## Tugas yang Dikerjakan
[1] Menurut bacaan tentang rupiah, mengapa rupiah berpotensi dibuka di level Rp16.000 pada perdagangan Selasa (16/4/2024)? Jawab dalam satu sampai tiga kalimat.
[2] Salin ulang baris-baris pada entri, mulai dari baris yang memuat "series-line-solid: [140, 262, 752, 394]" sampai baris yang memuat "series-line-dashed: [140, 383, 752, 480]". Kedua baris itu ikut disalin.

## Bacaan

####################

Bisnis.com, JAKARTA -- Nilai tukar rupiah terhadap dolar Amerika Serikat (AS) ambrol ke level Rp16.000 per dolar AS. Bagaimana kondisi likuiditas simpanan valuta asing (valas) di perbankan?
Rupiah mengalami kinerja lesu sejak awal tahun ini. Mengacu data Bloomberg pada perdagangan terakhir jelang libur lebaran (5/4/2024), rupiah ditutup di level Rp15.848. Sementara, pada perdagangan awal tahun, per 2 Januari 2024 rupiah masih di level Rp15.390.
Selama libur lebaran, perdagangan domestik rupiah ditutup. Namun, secara internasional, rupiah mengalami tren pelemahan. Berdasarkan data Google Finance, rupiah bahkan bercokol di level Rp16.052 per dolar AS pada saat ini, Senin (15/4/2024).
Rupiah mulai menyentuh level Rp16.000 pada perdagangan pekan lalu (10/4/2024). Adapun, jika ditarik mundur mengacu data Google Finance, nilai tukar rupiah terhadap dolar sempat menembus Rp16.000 pada 3 April 2020. Kala itu nilai tukar mata uang Indonesia menembus Rp16.300 per dolar AS.
Direktur Laba Forexindo Berjangka Ibrahim Assuaibi mengatakan rupiah pun berpotensi dibuka di perdagangan setelah libur lebaran atau pada Selasa (16/4/2024) pada level Rp16.000 karena tingginya fluktuasi saat ini.

####################

## Data yang Diberikan
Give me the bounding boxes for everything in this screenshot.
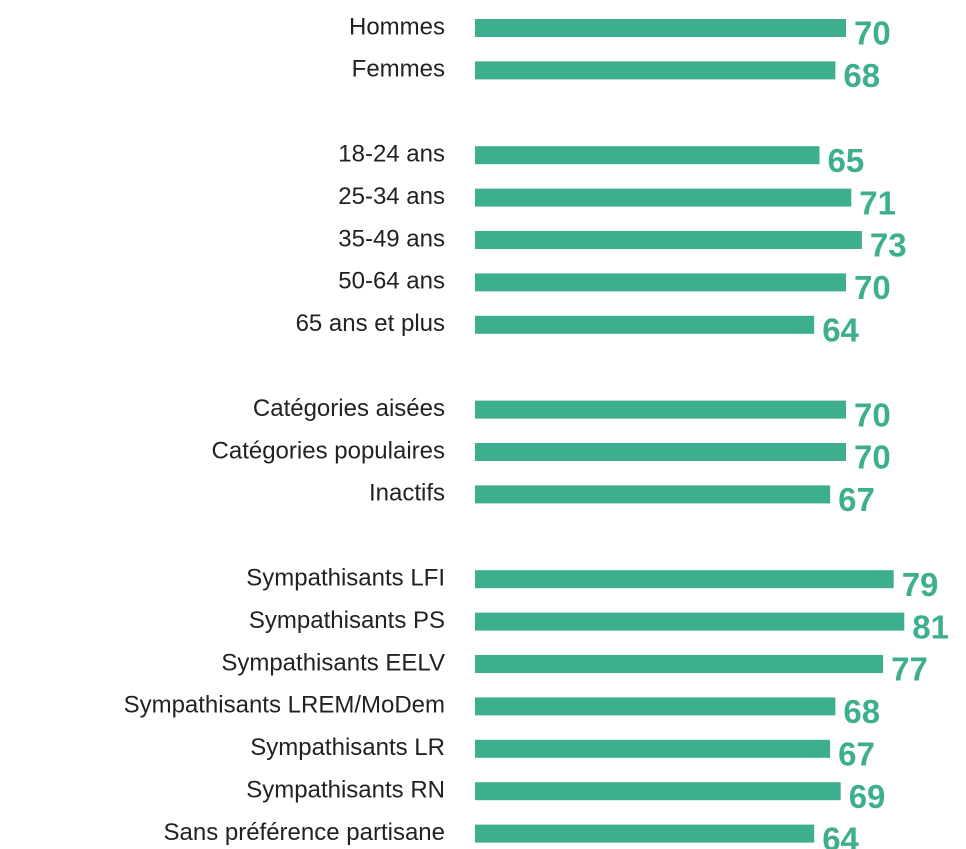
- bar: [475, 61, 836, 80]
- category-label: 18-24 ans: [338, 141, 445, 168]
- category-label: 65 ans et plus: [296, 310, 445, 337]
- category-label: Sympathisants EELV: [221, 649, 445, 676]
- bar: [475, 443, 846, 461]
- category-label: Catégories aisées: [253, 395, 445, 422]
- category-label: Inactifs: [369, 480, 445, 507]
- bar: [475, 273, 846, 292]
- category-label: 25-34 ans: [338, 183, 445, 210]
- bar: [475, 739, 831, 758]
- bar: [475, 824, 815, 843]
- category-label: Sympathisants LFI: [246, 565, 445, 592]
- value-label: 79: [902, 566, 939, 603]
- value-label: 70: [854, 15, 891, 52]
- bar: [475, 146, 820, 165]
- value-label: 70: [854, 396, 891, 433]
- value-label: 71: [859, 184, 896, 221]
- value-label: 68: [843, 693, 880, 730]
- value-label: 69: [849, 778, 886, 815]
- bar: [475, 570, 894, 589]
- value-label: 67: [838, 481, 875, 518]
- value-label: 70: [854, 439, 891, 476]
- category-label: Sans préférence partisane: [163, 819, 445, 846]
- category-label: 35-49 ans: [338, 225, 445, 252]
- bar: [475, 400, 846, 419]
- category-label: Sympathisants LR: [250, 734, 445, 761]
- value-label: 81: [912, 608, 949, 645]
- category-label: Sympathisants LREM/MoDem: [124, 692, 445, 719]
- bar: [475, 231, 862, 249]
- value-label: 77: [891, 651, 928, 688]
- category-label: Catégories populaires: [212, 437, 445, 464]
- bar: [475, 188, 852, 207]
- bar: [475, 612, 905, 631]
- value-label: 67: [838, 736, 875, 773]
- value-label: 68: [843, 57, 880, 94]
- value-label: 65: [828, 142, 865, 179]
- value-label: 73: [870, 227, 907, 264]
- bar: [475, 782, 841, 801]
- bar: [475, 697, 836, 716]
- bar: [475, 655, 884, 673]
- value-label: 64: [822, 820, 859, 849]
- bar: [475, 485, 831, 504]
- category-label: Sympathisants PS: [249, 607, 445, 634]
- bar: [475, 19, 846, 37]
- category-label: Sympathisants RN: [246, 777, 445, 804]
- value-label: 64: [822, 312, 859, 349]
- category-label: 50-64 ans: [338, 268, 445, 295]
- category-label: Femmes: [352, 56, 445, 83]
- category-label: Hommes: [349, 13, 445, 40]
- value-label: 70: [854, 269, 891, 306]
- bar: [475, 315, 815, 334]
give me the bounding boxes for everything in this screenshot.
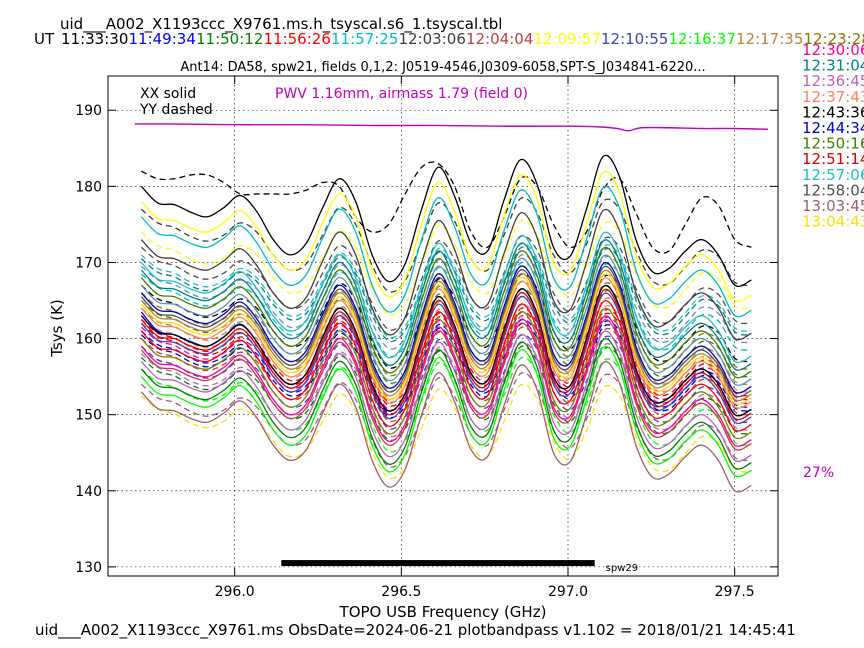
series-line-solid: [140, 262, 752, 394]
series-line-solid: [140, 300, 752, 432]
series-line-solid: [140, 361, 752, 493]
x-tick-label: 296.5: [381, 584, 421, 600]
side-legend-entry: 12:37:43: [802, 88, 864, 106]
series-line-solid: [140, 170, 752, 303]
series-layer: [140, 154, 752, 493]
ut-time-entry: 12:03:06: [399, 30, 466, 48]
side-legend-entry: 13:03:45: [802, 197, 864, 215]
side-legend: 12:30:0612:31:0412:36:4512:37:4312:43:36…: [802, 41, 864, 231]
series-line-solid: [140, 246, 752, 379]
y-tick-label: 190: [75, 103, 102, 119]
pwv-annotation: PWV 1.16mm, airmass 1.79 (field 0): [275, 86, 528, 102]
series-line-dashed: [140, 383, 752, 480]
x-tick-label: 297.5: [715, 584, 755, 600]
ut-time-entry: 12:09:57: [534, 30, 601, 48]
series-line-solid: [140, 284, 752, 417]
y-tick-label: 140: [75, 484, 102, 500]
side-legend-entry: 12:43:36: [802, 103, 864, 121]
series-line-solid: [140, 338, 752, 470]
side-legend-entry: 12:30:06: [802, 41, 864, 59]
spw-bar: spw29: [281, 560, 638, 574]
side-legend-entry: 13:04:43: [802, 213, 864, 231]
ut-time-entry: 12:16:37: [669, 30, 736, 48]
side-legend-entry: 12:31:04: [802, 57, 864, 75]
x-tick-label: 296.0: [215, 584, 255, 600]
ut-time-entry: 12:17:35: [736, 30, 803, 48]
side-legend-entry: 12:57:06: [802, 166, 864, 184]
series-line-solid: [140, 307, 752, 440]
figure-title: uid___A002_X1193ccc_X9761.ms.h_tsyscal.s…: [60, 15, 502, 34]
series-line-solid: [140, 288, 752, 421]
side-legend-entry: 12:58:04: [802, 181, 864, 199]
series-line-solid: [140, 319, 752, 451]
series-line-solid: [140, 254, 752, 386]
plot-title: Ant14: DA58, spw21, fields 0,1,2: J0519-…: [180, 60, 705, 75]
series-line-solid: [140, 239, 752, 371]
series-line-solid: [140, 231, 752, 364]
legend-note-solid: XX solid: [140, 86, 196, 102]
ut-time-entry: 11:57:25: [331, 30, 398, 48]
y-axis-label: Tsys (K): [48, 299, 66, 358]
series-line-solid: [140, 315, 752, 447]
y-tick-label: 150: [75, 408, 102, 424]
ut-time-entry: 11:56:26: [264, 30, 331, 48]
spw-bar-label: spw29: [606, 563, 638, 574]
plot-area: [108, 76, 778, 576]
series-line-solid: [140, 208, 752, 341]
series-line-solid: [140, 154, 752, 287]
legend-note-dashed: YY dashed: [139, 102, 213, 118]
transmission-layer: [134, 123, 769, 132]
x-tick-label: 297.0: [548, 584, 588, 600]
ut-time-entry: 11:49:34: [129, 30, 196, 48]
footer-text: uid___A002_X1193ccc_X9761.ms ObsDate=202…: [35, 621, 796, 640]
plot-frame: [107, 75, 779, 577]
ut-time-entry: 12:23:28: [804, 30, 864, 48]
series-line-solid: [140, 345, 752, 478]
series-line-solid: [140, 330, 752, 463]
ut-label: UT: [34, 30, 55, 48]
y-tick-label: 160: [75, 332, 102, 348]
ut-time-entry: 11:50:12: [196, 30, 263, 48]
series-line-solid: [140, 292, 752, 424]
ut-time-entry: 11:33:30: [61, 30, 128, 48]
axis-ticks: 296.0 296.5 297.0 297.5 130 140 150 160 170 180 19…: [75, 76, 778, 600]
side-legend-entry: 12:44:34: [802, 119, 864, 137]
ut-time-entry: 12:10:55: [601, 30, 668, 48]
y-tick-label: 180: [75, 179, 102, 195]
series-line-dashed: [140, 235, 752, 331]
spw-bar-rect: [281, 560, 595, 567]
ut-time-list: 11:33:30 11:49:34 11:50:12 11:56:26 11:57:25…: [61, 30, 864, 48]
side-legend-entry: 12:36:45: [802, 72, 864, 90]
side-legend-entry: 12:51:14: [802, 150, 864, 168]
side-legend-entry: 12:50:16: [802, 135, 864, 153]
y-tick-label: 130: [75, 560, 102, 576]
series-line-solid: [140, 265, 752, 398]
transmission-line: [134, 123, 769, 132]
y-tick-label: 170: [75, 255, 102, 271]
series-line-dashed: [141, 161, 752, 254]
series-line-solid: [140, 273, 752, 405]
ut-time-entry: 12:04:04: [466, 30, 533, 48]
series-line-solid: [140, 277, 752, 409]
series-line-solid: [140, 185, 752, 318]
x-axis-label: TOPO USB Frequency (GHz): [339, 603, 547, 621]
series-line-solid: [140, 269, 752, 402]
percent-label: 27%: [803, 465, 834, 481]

####################

## Kunci Jawaban
[1] Menurut Direktur Laba Forexindo Berjangka Ibrahim Assuaibi, rupiah berpotensi dibuka di level Rp16.000 pada perdagangan setelah libur lebaran karena fluktuasi saat ini tinggi.

[2]
series-line-solid: [140, 262, 752, 394]
series-line-solid: [140, 300, 752, 432]
series-line-solid: [140, 361, 752, 493]
x-tick-label: 296.5: [381, 584, 421, 600]
side-legend-entry: 12:37:43: [802, 88, 864, 106]
series-line-solid: [140, 170, 752, 303]
series-layer: [140, 154, 752, 493]
ut-time-entry: 12:03:06: [399, 30, 466, 48]
side-legend-entry: 13:03:45: [802, 197, 864, 215]
side-legend: 12:30:0612:31:0412:36:4512:37:4312:43:36…: [802, 41, 864, 231]
series-line-solid: [140, 246, 752, 379]
y-tick-label: 190: [75, 103, 102, 119]
pwv-annotation: PWV 1.16mm, airmass 1.79 (field 0): [275, 86, 528, 102]
series-line-dashed: [140, 383, 752, 480]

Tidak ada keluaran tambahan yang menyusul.